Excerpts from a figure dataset

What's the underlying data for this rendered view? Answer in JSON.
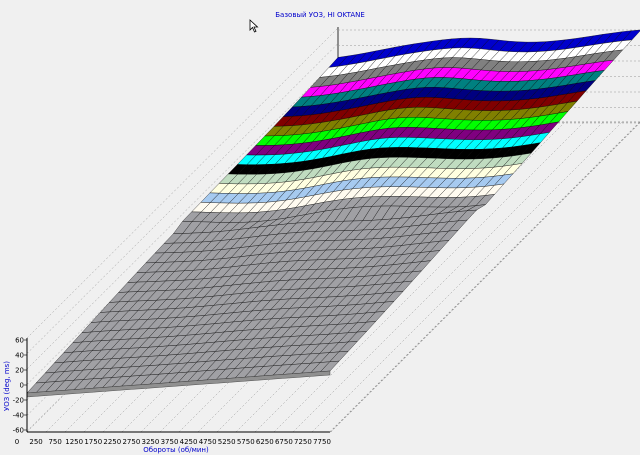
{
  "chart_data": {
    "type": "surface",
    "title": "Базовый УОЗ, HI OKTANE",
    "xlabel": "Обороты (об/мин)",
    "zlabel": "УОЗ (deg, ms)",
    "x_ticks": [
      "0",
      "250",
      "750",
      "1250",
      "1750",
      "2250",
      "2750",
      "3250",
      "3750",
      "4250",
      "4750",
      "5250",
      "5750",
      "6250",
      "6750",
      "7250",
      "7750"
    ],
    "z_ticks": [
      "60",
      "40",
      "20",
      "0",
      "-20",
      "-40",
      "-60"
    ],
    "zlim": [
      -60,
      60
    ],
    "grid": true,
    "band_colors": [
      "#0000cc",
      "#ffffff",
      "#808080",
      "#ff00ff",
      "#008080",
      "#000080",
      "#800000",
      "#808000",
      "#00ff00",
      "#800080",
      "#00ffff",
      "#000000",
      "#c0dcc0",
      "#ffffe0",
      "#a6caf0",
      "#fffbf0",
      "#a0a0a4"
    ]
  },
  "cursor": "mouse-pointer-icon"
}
* * *
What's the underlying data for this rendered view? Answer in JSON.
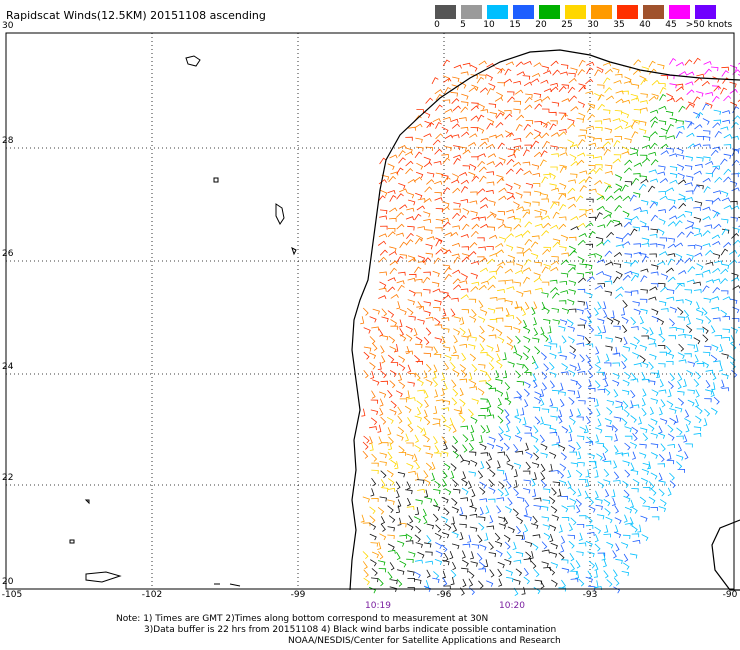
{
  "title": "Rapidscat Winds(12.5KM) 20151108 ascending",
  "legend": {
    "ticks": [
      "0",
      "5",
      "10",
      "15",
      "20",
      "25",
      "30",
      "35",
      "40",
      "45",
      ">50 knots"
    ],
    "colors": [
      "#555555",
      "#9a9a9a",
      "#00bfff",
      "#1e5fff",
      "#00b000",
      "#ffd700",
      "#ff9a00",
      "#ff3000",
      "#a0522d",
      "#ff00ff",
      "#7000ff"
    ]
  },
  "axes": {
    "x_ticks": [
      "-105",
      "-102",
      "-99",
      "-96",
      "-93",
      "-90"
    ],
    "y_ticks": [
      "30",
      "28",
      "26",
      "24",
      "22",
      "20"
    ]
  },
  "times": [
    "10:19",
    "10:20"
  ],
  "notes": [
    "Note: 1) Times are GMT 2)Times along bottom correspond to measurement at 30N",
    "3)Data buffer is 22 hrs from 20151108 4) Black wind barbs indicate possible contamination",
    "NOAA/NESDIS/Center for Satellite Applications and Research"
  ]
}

• **To do**
Count the lines that hold the string "title", and reply with that number alone.

• **Completed task**
2